## PROBLEM REQUIREMENTS
Find each line containing the string "Même" and return it.

....

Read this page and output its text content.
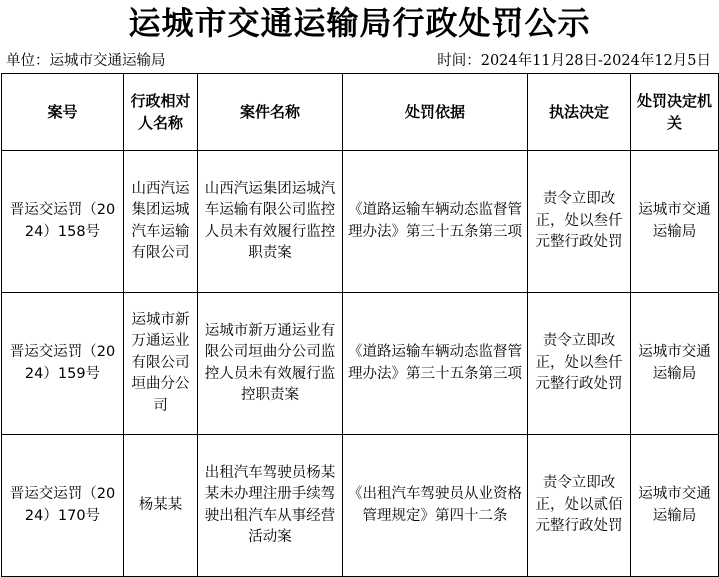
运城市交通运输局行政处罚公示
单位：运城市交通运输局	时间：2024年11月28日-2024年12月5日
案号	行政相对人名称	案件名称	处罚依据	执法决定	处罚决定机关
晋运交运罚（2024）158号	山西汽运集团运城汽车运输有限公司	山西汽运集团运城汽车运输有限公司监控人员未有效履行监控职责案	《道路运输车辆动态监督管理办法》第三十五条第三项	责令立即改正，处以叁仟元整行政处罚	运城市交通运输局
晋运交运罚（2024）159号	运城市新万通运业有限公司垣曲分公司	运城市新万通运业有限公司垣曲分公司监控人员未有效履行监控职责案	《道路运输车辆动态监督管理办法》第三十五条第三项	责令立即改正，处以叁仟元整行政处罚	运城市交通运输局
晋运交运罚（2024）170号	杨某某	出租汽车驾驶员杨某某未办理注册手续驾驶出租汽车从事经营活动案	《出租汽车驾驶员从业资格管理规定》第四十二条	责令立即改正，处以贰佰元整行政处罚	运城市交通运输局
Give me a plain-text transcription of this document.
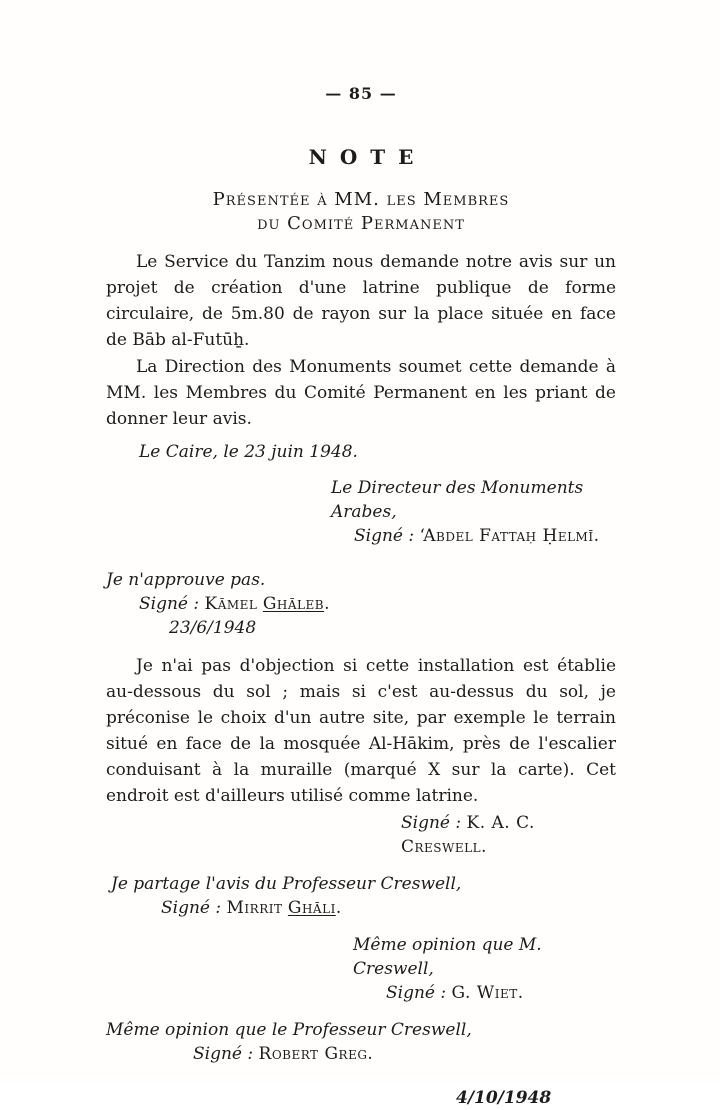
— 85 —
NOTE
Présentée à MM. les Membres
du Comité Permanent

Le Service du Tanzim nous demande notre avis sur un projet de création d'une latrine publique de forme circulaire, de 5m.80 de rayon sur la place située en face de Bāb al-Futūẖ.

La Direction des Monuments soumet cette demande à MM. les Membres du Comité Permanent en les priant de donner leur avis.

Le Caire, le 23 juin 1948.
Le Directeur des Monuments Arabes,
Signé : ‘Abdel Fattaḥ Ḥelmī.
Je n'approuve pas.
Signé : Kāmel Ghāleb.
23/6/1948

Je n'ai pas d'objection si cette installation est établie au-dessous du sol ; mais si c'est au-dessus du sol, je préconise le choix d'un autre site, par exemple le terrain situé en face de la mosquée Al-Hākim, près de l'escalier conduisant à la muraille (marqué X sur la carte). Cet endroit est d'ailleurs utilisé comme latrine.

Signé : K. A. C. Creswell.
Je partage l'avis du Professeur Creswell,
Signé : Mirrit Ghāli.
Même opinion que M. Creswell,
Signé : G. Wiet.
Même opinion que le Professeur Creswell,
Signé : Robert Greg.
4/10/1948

....

## SOLUTION
Même opinion que M. Creswell,
Même opinion que le Professeur Creswell,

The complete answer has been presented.